/---

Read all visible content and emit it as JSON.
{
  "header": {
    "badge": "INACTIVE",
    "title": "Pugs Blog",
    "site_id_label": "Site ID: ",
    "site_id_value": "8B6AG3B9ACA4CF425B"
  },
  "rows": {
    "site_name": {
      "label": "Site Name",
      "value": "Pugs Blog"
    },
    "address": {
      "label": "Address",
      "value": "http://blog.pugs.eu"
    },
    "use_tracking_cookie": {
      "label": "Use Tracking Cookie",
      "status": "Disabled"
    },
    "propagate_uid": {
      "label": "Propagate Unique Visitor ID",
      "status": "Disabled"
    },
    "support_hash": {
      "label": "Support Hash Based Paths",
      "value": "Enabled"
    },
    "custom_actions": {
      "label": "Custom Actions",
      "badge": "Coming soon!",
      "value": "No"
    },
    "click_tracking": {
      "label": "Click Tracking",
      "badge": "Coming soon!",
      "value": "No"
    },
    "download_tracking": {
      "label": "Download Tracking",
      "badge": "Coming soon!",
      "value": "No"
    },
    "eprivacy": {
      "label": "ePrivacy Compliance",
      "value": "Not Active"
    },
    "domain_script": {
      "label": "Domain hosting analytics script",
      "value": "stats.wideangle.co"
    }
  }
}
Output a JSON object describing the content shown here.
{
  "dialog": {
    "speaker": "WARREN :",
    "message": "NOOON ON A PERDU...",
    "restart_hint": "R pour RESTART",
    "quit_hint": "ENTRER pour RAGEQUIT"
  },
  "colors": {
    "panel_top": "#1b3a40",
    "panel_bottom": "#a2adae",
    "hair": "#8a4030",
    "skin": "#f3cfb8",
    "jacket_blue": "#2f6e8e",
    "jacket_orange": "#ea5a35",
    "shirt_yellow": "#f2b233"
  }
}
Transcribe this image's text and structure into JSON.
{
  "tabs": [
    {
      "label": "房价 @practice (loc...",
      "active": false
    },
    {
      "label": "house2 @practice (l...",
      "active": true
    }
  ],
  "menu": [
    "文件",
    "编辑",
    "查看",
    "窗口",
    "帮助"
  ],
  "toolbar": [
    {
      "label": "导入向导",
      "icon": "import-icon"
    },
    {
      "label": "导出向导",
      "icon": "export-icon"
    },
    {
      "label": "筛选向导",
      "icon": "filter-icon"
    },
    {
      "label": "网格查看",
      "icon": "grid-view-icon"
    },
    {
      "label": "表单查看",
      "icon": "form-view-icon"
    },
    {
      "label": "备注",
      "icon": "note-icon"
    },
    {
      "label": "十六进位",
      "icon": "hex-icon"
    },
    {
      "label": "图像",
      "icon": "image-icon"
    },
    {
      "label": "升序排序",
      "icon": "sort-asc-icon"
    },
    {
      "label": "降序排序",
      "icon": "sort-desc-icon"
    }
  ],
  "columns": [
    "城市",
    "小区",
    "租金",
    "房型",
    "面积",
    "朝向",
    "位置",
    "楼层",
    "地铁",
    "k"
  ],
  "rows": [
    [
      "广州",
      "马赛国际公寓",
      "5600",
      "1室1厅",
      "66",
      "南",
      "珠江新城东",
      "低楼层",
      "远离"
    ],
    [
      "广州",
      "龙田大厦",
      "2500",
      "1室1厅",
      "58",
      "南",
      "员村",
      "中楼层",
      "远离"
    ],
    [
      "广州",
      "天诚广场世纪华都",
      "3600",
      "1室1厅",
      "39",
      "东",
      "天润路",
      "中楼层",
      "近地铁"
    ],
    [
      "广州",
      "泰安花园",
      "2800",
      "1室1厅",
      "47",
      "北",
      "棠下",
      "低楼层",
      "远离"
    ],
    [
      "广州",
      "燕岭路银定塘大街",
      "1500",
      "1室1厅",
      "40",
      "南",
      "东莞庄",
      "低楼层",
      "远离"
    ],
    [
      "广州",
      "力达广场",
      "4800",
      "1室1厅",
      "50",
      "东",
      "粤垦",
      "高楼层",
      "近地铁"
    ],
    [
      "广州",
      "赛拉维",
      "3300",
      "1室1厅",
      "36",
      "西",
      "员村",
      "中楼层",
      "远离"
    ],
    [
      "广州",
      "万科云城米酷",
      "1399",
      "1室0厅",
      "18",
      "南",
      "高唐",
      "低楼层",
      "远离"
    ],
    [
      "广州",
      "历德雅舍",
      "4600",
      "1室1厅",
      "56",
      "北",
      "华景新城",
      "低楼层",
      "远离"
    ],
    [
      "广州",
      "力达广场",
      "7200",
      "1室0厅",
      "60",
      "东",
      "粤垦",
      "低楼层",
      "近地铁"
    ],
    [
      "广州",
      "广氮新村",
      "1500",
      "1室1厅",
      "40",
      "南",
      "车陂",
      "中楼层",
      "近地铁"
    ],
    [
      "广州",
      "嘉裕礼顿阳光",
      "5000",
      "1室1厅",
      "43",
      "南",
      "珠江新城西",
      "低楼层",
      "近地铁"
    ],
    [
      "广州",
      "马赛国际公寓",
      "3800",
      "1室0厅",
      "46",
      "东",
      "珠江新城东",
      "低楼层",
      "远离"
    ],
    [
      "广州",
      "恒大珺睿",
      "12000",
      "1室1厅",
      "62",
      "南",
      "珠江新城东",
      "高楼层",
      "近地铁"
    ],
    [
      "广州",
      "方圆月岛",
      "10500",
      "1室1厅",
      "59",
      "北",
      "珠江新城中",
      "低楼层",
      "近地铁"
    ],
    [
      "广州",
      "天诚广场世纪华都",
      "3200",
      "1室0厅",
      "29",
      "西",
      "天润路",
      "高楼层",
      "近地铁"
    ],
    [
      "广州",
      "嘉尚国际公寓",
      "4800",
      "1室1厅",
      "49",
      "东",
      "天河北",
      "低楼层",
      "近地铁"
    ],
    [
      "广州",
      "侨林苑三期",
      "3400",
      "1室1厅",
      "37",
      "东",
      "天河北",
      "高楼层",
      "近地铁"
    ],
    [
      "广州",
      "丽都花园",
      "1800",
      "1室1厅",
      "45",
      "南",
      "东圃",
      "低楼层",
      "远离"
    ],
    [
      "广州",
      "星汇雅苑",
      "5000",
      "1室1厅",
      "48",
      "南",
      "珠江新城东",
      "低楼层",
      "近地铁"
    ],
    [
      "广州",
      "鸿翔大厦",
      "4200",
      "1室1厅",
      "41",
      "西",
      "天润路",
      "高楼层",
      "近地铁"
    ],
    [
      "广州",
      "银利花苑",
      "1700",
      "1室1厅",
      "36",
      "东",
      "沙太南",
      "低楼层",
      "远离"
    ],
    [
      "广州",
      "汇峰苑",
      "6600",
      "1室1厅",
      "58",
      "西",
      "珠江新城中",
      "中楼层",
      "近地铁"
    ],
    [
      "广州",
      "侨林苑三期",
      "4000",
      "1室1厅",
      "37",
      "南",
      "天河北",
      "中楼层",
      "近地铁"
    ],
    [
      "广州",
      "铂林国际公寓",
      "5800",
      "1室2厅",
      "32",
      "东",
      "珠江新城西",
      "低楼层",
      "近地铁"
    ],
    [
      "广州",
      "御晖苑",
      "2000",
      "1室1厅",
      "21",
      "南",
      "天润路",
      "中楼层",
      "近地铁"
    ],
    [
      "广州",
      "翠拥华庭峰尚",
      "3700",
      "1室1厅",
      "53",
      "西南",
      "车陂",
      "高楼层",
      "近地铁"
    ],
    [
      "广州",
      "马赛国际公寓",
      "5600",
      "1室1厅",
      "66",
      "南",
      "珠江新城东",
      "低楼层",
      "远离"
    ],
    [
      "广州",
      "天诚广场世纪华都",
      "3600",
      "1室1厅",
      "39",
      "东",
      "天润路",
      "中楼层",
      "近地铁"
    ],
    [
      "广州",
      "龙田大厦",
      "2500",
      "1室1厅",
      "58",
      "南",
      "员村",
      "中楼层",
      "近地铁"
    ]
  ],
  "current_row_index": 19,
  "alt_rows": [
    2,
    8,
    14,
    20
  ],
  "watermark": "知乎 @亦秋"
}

\---

## AIM
Read the lines above. Gather those in which the string "view" is found.

## ANSWER TO THIS TASK
      "icon": "grid-view-icon"
      "icon": "form-view-icon"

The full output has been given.